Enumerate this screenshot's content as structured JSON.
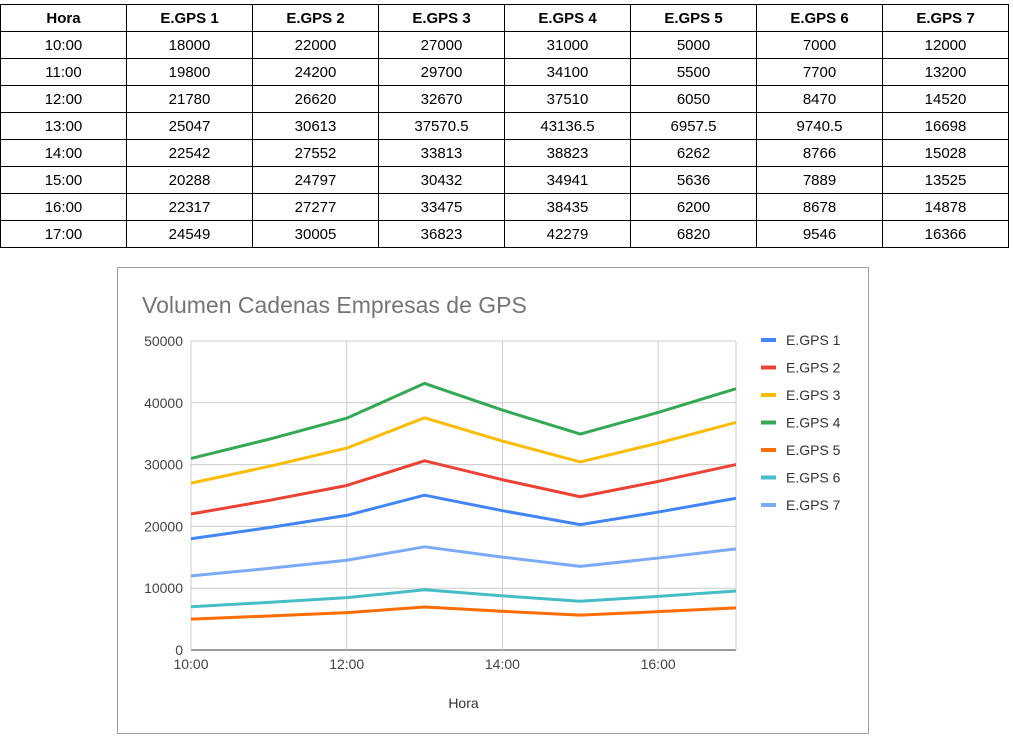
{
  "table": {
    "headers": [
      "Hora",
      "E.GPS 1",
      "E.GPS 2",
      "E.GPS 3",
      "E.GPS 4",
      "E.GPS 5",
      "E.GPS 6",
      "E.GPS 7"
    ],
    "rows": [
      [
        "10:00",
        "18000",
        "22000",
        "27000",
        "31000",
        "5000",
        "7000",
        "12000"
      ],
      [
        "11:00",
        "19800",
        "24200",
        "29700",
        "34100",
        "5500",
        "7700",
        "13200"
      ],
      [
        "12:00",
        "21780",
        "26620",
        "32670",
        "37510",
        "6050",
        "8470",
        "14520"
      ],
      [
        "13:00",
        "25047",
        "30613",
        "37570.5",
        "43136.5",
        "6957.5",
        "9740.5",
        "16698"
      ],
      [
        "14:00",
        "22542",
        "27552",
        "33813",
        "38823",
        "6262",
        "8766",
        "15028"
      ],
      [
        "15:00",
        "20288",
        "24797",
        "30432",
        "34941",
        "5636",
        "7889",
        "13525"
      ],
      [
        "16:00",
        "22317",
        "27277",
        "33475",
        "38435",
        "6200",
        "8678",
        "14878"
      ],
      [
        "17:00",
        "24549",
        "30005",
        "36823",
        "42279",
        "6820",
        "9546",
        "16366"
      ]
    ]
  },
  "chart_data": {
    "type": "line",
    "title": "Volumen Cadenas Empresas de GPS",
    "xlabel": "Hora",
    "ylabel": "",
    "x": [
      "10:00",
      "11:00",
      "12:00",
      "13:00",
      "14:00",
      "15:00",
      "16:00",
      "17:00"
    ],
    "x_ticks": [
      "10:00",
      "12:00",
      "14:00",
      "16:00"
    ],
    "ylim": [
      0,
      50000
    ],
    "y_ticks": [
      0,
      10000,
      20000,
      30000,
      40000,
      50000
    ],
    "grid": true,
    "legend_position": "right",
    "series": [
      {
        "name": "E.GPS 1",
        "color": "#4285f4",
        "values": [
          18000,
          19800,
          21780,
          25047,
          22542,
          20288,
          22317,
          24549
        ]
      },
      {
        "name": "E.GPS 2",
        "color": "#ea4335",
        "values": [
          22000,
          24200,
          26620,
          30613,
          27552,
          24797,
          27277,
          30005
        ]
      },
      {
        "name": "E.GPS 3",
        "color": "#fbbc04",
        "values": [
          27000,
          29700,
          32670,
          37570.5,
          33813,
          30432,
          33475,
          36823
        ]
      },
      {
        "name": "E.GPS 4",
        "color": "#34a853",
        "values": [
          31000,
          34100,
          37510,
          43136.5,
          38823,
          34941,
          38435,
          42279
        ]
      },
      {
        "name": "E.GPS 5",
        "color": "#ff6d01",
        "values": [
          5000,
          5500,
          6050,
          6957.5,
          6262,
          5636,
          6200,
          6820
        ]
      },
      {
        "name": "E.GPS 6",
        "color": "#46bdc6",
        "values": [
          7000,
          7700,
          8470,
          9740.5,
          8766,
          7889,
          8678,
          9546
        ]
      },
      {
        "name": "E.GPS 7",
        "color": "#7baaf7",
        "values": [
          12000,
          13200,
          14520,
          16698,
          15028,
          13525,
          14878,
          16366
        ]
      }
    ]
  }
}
...
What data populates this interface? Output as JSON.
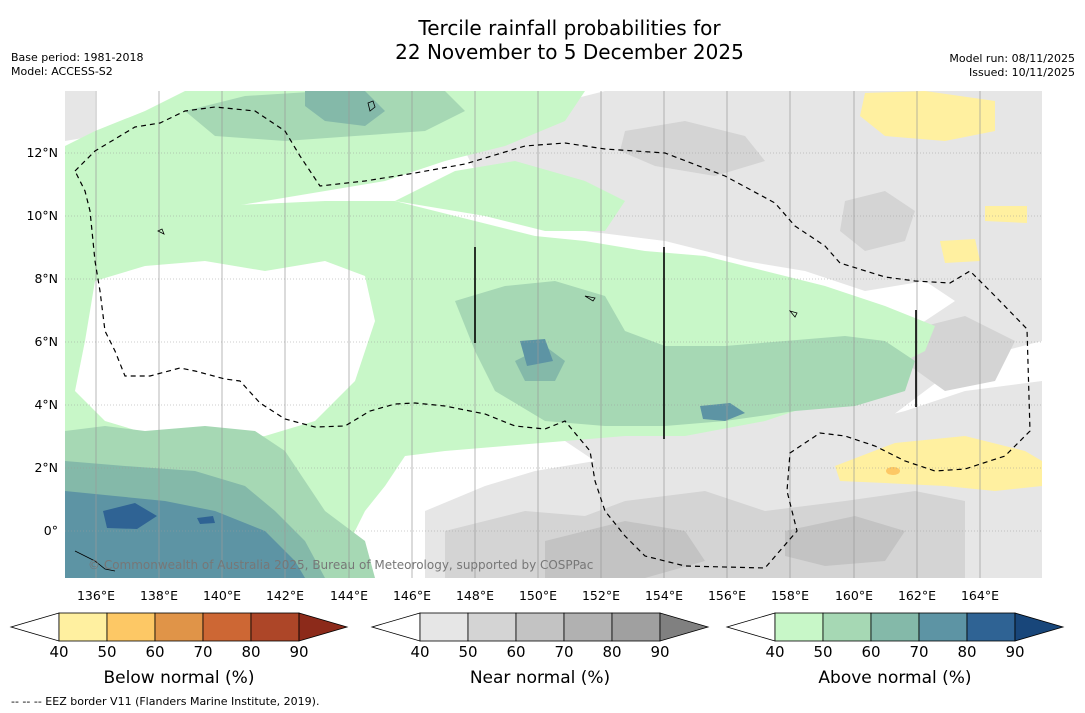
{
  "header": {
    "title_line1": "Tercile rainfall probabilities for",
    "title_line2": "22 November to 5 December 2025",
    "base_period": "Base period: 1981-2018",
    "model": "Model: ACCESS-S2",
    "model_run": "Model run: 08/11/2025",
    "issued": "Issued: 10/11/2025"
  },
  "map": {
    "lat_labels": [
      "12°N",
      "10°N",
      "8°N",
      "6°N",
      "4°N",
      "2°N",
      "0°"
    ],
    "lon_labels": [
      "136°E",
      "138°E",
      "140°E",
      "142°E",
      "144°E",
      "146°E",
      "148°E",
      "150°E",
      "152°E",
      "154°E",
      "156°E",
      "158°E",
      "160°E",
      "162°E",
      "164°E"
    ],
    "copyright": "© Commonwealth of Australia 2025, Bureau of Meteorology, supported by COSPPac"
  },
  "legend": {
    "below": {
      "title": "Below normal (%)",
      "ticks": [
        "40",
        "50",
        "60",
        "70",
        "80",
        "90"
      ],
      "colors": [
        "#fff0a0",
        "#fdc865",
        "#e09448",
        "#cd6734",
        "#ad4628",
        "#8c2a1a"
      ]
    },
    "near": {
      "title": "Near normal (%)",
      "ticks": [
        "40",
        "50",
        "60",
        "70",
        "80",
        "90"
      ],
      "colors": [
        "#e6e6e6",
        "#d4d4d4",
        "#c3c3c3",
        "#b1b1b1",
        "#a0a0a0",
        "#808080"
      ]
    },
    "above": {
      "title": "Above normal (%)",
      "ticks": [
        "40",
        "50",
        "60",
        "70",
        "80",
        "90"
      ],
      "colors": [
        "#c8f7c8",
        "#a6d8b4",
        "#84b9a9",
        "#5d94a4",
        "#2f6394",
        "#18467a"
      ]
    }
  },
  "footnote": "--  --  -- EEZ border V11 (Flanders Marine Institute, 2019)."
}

Short exercise: Answer with one number: how many lines in the listing hold "this".

Complete answer: 2